-- Begin --
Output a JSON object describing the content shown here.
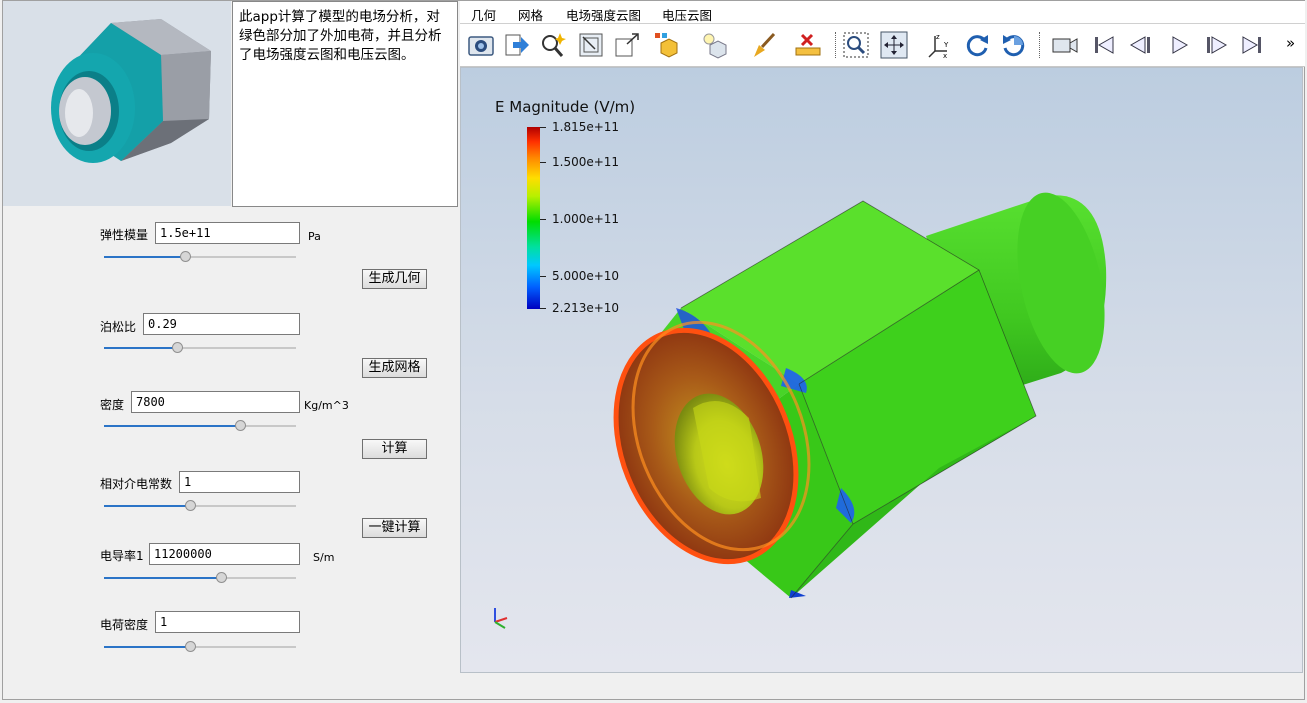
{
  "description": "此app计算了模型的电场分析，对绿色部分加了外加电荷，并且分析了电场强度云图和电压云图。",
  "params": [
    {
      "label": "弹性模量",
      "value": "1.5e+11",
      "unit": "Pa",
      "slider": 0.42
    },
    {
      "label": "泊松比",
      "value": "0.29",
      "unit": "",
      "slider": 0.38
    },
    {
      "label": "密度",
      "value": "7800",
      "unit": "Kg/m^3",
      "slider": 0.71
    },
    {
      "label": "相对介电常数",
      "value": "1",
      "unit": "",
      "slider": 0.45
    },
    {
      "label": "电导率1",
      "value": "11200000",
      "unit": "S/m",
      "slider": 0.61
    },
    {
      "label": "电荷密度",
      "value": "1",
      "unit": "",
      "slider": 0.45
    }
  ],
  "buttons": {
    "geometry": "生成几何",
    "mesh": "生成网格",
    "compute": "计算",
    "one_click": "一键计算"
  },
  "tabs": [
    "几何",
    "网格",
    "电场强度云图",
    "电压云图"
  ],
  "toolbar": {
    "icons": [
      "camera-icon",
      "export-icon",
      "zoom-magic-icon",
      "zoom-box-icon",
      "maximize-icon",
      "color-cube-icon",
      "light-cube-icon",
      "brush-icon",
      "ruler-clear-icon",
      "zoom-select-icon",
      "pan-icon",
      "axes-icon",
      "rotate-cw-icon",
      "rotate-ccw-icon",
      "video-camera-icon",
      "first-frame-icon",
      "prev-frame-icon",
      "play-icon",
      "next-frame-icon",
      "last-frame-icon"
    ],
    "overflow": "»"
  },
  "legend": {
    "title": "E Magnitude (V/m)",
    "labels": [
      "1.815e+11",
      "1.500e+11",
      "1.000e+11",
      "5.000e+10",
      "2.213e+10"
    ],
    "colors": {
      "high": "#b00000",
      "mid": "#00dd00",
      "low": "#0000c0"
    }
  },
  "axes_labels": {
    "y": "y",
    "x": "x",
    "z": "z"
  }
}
-- End --
-- Begin --
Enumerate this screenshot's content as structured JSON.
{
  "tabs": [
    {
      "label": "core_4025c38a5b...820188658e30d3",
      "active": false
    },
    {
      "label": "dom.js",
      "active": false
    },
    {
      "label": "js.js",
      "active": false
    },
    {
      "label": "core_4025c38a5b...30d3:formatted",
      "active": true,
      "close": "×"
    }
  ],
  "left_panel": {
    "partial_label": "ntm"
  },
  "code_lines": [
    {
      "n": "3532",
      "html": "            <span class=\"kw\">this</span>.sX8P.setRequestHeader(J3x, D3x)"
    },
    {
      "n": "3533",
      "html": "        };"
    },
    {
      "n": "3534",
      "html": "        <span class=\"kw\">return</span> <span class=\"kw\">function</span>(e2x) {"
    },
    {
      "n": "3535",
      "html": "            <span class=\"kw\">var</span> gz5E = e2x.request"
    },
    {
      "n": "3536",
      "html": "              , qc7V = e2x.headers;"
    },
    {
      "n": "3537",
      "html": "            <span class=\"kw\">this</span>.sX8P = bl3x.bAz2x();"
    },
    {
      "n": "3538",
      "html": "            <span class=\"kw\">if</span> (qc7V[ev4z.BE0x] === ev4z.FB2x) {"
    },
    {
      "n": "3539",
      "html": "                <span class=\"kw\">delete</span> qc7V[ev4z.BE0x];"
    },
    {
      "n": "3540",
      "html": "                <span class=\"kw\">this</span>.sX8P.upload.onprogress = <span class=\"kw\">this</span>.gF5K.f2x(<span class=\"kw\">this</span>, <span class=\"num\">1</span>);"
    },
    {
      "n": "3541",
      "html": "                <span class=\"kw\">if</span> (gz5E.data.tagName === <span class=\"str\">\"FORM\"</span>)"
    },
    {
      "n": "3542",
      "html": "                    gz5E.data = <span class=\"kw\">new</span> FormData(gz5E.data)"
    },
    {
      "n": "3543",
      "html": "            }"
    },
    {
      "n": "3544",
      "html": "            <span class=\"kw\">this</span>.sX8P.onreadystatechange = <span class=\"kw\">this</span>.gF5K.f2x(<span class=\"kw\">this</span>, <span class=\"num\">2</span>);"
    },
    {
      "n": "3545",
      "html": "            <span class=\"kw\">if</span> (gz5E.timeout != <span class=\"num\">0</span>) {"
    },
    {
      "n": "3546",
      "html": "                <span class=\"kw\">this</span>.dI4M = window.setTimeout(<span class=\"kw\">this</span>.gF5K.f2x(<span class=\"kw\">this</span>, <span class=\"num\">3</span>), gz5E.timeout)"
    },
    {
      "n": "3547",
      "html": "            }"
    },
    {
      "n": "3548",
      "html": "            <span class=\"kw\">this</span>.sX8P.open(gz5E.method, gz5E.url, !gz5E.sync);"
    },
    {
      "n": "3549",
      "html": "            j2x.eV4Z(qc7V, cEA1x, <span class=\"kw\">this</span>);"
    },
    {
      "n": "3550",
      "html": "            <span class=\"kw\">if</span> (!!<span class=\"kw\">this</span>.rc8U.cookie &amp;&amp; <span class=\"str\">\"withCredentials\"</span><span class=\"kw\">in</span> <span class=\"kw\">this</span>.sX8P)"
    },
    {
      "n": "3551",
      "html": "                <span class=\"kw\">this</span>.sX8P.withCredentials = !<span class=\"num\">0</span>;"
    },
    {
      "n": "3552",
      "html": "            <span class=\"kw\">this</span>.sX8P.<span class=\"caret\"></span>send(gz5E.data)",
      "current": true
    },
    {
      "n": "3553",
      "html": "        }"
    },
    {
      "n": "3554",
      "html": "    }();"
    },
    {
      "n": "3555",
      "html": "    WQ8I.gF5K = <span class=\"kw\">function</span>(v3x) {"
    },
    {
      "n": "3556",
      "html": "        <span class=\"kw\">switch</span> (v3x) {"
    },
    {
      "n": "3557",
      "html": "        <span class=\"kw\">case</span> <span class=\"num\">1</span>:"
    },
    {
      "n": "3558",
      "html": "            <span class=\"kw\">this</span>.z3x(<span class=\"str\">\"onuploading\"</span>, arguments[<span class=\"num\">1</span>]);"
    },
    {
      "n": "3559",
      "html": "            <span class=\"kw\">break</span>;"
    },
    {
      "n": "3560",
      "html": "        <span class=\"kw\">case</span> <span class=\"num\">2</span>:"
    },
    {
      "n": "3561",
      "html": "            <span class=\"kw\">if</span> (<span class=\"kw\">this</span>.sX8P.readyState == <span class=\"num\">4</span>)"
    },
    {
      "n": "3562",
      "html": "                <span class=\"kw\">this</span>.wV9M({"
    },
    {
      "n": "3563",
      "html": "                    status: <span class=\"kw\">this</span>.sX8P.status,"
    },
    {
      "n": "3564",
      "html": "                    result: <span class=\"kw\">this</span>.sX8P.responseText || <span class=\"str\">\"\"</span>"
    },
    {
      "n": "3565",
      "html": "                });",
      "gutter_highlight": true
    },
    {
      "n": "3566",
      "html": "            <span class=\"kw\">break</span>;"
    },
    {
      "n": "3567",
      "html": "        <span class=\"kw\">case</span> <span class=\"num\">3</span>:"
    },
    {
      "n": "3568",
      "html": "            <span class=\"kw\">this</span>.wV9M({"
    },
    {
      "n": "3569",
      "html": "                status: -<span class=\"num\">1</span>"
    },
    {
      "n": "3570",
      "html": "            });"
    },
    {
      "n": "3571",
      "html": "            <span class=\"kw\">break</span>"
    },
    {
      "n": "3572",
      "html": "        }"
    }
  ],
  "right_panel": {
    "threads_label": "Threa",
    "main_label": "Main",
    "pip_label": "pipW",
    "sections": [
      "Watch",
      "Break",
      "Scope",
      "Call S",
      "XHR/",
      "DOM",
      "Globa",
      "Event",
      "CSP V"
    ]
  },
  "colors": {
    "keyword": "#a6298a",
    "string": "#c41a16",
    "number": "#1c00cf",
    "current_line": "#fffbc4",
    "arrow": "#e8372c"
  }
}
-- End --
Exercise
Give only the number of lines in the data that include the string "true".

Written answer
3